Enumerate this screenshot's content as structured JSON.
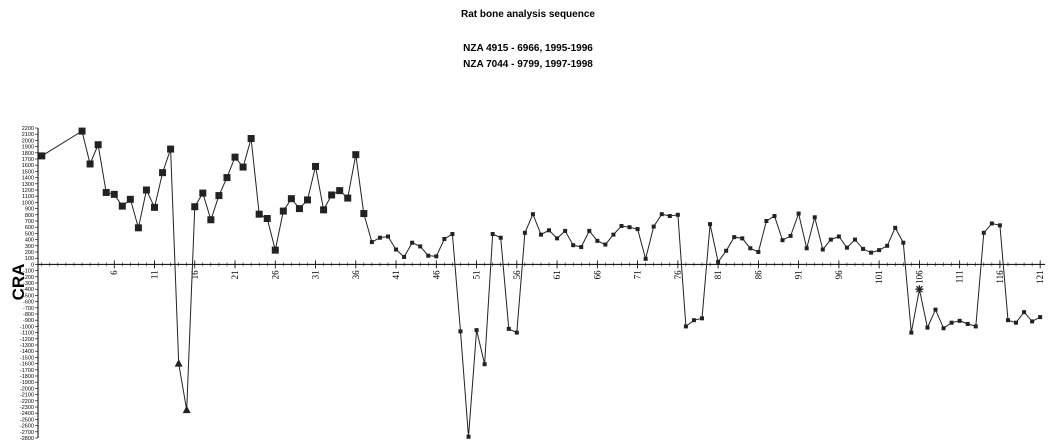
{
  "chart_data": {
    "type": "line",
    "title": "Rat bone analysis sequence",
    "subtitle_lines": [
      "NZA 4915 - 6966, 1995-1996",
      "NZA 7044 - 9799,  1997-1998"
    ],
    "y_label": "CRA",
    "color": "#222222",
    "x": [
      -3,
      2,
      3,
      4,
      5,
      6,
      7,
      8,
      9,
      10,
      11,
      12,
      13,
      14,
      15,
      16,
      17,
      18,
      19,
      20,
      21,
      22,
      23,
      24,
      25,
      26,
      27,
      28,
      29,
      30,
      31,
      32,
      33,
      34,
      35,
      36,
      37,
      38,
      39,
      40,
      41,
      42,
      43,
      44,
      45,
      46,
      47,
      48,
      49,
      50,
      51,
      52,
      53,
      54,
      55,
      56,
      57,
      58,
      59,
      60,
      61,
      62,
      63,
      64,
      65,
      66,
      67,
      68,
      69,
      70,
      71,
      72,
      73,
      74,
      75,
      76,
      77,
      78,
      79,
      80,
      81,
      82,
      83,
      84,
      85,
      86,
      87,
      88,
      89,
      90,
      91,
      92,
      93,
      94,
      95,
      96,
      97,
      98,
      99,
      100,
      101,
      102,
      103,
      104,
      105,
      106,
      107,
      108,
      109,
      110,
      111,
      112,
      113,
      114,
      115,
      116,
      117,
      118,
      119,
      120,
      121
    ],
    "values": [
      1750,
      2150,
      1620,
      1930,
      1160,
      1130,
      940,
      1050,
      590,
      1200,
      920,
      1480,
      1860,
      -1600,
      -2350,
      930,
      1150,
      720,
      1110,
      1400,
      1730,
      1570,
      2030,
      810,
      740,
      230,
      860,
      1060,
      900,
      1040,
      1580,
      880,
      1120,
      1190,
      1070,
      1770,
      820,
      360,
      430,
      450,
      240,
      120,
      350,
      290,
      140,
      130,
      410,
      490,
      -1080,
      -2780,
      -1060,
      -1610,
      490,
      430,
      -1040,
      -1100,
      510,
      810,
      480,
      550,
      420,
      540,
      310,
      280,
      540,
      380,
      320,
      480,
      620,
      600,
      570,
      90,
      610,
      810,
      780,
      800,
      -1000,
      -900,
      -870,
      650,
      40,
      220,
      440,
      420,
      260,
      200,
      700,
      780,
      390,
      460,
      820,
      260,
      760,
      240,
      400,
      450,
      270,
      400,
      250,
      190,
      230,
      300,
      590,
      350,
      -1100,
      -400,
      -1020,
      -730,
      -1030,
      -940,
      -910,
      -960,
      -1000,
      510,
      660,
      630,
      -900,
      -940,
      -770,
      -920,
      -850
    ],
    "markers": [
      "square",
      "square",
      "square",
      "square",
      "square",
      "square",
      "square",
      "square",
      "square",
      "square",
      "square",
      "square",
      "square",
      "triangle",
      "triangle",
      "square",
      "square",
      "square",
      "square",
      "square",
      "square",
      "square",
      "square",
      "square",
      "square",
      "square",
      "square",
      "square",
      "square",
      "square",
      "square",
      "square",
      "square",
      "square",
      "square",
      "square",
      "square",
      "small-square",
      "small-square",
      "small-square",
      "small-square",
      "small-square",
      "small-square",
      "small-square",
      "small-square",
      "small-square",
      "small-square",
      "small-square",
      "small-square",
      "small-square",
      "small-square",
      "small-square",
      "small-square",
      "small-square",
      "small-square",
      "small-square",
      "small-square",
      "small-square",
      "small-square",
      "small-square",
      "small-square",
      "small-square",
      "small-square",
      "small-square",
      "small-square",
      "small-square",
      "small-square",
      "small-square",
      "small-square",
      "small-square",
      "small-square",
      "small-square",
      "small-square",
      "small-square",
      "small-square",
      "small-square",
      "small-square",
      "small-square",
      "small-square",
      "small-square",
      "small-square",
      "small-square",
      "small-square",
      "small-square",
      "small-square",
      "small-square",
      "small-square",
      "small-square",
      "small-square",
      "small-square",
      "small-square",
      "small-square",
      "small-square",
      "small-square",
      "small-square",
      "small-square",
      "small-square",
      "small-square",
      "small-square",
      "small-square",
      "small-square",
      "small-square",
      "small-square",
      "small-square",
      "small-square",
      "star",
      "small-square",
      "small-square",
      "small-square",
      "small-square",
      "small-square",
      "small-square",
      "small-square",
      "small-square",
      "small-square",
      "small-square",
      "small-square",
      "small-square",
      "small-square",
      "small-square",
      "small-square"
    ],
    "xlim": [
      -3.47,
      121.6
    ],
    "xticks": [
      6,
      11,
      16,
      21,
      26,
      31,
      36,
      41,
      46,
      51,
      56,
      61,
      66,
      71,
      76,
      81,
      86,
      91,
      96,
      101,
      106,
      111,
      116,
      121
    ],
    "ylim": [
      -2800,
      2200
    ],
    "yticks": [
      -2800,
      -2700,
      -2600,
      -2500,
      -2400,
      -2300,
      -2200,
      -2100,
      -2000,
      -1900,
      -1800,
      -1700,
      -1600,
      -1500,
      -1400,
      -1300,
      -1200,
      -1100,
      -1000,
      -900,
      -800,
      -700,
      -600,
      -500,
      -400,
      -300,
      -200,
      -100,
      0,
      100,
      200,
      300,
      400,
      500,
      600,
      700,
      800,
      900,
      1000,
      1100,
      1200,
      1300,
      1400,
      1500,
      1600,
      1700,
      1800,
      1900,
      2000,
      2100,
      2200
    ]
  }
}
.....
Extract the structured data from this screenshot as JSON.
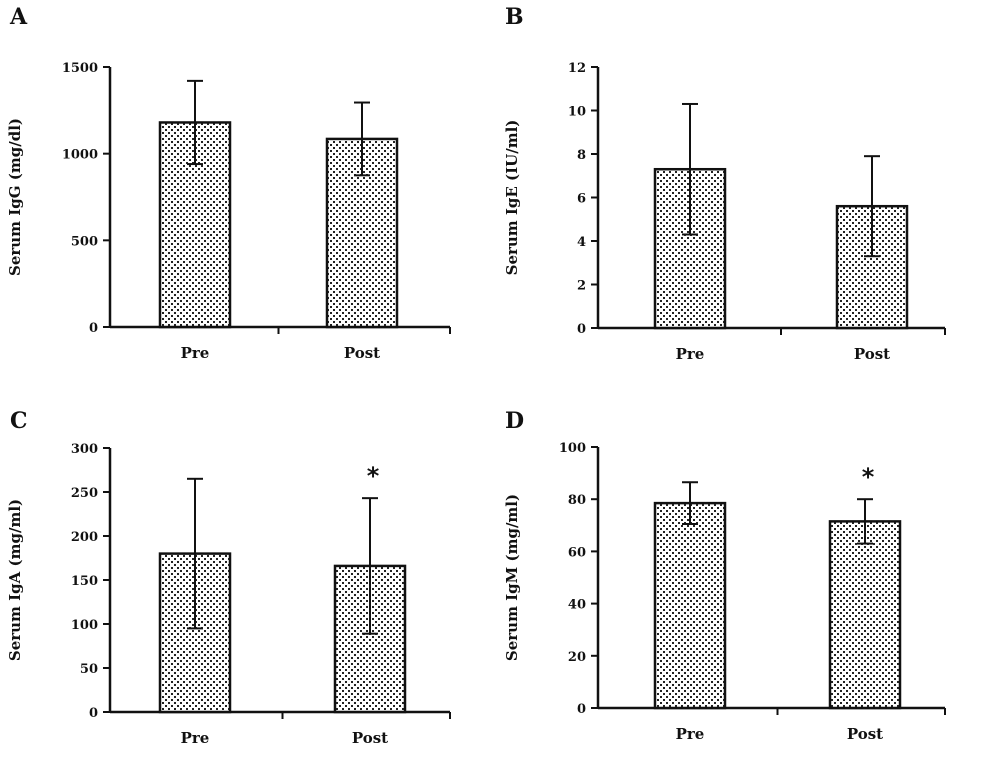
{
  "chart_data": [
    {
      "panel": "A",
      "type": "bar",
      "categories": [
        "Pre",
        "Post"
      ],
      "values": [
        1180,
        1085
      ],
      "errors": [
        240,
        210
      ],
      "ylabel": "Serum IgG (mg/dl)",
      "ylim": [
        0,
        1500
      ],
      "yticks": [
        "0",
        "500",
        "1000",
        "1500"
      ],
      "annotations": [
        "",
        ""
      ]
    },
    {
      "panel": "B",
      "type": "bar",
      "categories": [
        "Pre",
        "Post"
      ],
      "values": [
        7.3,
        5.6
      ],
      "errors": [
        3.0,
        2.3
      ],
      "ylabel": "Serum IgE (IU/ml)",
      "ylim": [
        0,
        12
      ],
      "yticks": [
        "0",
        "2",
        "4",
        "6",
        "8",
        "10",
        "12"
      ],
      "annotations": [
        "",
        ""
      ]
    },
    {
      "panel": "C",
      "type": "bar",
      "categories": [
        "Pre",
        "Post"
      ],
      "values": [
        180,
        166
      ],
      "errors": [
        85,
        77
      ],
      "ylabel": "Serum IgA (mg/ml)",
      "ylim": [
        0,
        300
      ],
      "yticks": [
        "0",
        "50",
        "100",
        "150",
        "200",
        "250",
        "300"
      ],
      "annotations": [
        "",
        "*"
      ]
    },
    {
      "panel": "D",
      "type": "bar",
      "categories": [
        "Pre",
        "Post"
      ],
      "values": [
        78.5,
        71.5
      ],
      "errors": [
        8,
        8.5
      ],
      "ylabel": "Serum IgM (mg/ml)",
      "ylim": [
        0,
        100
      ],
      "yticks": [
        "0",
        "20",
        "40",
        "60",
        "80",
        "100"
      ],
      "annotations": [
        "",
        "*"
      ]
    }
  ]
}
.....
* _Exercise objective_
Return, from the data, each line that has the word "screenshot" in it.

* _The answer_
Enumerate this screenshot's content as structured JSON.
Extract the structured data from this screenshot as JSON.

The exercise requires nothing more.